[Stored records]
--- BEGIN ---

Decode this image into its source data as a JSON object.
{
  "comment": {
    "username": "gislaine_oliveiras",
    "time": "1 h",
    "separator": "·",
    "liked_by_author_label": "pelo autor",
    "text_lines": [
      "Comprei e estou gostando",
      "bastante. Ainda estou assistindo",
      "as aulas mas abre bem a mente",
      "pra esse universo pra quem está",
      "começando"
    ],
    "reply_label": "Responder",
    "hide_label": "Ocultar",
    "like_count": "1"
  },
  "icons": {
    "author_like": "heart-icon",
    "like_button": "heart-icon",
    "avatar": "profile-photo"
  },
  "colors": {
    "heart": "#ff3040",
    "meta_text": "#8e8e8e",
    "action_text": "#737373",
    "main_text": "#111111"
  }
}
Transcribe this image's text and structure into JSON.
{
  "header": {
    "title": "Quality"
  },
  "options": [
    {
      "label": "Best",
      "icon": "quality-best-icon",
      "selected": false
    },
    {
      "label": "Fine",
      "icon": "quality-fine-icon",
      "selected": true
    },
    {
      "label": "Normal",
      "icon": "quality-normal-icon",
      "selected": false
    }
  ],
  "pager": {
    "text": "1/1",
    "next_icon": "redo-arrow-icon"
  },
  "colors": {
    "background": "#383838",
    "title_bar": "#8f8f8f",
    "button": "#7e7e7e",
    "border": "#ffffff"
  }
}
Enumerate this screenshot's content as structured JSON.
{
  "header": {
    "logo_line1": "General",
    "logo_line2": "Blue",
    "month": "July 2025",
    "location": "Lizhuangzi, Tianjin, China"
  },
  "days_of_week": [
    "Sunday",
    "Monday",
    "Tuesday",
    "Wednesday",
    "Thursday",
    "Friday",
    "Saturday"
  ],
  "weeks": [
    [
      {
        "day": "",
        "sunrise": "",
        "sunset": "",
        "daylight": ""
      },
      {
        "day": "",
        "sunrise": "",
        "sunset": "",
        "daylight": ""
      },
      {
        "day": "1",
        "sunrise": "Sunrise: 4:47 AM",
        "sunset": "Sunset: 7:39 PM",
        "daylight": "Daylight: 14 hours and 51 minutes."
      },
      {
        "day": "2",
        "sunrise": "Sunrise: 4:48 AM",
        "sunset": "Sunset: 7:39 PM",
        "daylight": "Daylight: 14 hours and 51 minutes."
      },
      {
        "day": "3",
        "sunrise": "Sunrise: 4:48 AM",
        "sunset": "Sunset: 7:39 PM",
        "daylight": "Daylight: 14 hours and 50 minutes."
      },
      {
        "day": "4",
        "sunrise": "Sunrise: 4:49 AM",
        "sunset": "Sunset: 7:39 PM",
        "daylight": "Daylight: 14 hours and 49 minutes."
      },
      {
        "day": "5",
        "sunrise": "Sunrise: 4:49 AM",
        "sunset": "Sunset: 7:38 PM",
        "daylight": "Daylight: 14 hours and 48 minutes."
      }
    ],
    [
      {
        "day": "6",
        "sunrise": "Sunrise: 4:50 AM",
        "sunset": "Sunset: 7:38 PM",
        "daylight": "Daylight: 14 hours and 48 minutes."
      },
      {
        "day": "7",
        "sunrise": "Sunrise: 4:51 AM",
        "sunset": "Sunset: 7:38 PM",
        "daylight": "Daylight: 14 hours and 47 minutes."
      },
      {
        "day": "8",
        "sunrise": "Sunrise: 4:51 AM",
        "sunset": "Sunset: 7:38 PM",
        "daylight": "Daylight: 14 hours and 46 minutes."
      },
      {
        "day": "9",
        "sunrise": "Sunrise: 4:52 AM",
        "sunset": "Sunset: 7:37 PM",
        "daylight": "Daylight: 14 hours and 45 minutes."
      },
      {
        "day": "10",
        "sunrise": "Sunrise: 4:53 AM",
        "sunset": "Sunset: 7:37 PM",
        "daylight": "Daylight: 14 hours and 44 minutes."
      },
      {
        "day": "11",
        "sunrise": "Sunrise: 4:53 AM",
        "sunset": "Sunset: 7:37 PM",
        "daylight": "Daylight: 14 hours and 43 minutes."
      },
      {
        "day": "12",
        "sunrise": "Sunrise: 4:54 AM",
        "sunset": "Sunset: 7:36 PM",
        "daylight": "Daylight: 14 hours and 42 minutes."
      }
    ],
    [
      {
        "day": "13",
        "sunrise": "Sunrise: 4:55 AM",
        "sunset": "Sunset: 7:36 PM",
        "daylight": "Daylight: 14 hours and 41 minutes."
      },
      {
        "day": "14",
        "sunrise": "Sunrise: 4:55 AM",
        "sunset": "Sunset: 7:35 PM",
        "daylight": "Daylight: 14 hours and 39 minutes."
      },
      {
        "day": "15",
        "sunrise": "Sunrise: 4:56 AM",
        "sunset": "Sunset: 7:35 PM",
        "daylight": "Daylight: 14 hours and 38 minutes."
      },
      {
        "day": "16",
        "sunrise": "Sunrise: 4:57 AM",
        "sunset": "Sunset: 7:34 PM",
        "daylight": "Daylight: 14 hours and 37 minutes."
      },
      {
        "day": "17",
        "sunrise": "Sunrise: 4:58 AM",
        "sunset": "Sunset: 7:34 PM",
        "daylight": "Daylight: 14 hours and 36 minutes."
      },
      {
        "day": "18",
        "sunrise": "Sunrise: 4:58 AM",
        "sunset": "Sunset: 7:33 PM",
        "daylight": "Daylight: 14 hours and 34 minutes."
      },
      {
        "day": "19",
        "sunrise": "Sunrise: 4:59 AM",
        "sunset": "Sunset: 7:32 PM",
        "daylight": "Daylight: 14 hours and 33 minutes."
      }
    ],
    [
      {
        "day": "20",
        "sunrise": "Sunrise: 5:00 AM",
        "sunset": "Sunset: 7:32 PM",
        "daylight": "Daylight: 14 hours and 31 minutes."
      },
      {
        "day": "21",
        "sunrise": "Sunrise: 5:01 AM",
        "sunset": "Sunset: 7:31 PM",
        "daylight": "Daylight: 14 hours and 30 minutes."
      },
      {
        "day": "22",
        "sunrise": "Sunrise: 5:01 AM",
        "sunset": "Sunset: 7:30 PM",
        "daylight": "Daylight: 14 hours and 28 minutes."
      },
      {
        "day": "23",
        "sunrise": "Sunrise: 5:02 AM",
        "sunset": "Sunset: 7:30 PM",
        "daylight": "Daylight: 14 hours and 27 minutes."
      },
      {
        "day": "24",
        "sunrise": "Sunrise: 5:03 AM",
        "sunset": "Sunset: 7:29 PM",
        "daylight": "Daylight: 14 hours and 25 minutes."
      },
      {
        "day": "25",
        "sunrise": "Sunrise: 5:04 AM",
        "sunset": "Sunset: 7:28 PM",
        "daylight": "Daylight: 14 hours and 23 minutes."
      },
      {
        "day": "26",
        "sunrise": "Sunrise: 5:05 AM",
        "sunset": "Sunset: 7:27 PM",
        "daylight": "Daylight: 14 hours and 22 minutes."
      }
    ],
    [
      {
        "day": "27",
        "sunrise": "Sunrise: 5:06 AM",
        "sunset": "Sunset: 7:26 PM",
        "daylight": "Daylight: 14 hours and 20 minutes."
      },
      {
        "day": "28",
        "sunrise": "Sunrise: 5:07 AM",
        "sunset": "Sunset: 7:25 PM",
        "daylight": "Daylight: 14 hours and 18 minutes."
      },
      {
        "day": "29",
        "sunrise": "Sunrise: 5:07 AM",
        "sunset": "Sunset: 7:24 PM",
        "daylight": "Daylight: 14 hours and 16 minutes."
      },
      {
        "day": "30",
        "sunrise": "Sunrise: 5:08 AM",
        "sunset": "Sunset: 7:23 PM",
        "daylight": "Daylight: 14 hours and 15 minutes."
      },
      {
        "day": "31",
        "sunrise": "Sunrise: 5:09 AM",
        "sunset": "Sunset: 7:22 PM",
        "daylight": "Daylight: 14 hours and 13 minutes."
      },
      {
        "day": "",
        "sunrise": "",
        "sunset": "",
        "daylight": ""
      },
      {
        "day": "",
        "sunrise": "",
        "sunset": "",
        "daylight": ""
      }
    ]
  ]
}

--- END ---

▸ **Given exercise**: Only the count is needed: the number of lines in the data that include the word "estou".

▸ **Result**: 2